- **INSTRUCTION**: Please give these lines again with "image" swapped for "figure", leaving everything else unchanged: begin at the line that has "Identify 9 of" and stop after the line that has "arrow — [202, 244, 211, 316]". Leave the pictures out of your answer.

***** DATA LISTING *****

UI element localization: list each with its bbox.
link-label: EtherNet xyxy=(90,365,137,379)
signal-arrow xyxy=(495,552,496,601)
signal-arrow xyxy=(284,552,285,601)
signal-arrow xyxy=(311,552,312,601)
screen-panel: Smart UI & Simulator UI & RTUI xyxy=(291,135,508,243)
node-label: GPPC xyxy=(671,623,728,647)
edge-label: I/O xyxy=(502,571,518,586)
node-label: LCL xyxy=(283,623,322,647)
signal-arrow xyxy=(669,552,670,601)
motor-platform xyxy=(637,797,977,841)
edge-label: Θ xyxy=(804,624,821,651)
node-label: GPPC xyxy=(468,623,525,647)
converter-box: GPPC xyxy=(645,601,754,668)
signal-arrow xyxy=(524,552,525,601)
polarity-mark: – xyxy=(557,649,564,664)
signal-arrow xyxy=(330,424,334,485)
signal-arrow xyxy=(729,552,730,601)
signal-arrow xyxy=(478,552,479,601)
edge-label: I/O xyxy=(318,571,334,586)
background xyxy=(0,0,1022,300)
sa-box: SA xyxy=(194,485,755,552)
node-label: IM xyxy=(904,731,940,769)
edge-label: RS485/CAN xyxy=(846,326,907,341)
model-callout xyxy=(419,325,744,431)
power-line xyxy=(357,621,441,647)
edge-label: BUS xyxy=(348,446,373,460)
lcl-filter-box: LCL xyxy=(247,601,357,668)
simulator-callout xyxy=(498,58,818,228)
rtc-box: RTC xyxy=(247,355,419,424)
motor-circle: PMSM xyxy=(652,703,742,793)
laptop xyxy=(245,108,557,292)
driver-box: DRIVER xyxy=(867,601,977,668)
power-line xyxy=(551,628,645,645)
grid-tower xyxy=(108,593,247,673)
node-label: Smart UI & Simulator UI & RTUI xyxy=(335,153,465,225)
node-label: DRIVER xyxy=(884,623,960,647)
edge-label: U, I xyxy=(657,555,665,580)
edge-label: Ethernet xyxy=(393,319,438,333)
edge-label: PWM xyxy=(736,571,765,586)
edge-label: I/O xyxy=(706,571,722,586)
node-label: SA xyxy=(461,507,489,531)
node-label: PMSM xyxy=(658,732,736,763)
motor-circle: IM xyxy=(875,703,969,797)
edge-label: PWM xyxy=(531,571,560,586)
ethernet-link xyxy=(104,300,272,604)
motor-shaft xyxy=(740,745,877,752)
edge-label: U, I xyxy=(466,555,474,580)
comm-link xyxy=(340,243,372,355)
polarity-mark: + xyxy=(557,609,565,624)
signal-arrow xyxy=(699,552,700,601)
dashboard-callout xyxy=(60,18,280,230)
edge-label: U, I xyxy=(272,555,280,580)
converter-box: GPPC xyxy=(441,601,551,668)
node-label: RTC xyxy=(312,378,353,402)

*****
***** DATA LISTING *****

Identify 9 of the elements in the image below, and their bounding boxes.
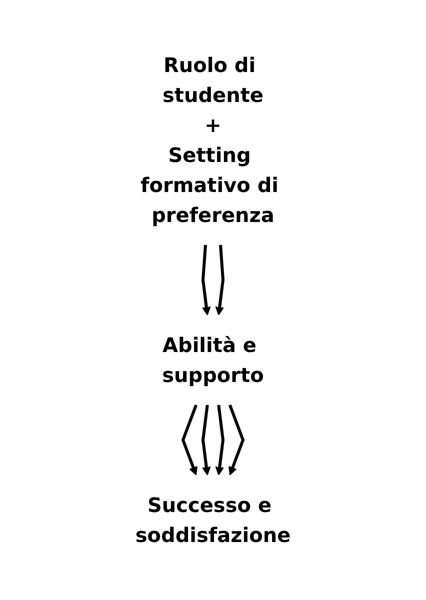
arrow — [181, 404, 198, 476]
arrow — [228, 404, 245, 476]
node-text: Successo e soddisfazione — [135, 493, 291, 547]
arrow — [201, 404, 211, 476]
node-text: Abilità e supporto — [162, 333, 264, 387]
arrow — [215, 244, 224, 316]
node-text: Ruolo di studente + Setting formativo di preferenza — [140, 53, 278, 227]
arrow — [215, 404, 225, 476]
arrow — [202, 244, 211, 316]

*****

- **RESPONSE**:
Identify 9 of the elements in the figure below, and their bounding boxes.
arrow — [181, 404, 198, 476]
arrow — [228, 404, 245, 476]
node-text: Successo e soddisfazione — [135, 493, 291, 547]
arrow — [201, 404, 211, 476]
node-text: Abilità e supporto — [162, 333, 264, 387]
arrow — [215, 244, 224, 316]
node-text: Ruolo di studente + Setting formativo di preferenza — [140, 53, 278, 227]
arrow — [215, 404, 225, 476]
arrow — [202, 244, 211, 316]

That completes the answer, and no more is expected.